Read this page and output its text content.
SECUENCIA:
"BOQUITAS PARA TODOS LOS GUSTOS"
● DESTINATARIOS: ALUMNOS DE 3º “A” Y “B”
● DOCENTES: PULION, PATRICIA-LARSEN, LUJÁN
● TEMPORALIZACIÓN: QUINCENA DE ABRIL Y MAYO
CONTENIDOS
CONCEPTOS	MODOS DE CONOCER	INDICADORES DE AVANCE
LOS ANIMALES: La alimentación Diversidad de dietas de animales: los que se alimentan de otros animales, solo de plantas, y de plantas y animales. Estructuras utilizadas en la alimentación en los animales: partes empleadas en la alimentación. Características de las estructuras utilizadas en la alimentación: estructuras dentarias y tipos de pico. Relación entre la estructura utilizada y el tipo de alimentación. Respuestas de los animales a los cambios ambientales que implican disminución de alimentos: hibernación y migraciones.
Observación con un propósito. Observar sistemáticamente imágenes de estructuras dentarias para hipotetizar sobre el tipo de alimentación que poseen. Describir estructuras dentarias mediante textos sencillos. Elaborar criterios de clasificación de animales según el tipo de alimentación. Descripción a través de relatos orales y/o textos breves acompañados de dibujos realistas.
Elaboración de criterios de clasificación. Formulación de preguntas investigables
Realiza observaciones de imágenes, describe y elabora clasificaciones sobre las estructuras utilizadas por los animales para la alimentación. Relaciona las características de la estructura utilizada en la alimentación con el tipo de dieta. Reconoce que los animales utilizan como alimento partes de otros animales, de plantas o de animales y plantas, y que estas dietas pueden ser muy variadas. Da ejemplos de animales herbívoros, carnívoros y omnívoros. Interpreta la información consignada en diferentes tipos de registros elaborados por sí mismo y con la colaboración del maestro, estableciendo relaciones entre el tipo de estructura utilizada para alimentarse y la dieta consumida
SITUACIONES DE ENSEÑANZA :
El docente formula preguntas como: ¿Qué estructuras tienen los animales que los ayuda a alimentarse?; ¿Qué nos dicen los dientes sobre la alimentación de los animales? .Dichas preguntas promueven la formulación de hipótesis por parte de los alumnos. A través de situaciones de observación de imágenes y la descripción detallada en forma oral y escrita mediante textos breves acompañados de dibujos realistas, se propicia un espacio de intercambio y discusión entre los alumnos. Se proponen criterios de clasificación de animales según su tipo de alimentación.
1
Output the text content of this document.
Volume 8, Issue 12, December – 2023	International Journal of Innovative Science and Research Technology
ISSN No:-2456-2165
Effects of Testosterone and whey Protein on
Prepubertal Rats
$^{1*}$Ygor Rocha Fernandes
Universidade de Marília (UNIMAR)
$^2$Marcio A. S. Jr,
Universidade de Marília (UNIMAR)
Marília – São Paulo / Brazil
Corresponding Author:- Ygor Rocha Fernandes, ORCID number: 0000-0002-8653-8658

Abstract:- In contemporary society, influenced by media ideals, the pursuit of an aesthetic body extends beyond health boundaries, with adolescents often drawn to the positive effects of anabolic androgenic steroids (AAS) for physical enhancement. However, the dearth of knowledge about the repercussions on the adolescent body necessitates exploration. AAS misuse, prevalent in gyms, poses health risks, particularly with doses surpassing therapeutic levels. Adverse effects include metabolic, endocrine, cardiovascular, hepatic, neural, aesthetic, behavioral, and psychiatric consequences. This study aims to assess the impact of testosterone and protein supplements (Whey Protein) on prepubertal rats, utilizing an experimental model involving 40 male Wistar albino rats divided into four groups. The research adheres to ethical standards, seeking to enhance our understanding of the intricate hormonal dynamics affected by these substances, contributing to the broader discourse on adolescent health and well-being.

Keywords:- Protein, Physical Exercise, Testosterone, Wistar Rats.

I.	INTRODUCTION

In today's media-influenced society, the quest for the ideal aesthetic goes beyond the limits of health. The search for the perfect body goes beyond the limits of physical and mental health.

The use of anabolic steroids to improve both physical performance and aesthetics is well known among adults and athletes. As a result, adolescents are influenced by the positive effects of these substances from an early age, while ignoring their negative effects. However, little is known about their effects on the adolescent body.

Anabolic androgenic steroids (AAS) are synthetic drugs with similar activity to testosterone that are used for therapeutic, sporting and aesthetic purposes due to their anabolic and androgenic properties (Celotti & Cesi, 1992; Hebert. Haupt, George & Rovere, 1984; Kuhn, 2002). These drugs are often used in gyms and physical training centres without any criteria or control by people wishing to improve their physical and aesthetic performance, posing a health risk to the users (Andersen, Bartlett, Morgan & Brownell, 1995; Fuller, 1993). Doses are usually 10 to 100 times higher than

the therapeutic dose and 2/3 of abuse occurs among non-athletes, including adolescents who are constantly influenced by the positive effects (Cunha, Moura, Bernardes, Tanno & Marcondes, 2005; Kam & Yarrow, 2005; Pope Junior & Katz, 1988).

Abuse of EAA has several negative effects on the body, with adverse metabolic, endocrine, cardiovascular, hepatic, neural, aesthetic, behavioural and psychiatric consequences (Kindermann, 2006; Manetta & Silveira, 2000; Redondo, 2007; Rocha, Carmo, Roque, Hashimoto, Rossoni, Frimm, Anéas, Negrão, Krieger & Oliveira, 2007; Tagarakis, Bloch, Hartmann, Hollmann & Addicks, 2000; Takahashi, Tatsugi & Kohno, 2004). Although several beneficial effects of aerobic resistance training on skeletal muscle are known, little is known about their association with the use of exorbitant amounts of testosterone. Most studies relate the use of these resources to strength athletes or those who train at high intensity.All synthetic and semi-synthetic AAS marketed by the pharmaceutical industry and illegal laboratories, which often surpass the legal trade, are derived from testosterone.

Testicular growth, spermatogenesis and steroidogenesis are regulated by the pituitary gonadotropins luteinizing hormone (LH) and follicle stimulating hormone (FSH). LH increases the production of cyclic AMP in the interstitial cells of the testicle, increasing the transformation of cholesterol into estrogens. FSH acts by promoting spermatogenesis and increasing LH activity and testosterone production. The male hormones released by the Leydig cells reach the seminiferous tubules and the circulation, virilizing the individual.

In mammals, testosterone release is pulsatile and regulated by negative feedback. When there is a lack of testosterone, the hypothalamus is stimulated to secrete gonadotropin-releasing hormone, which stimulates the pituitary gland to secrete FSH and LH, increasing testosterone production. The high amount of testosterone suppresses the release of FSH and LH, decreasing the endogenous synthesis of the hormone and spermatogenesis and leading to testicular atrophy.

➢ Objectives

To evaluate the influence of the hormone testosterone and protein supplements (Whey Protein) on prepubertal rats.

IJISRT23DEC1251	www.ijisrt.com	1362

•••••

▸ **Activity**
When the word "Fernandes" shows up in a line of the material, count that line; report only the final number.

▸ **Result for this exercise**
2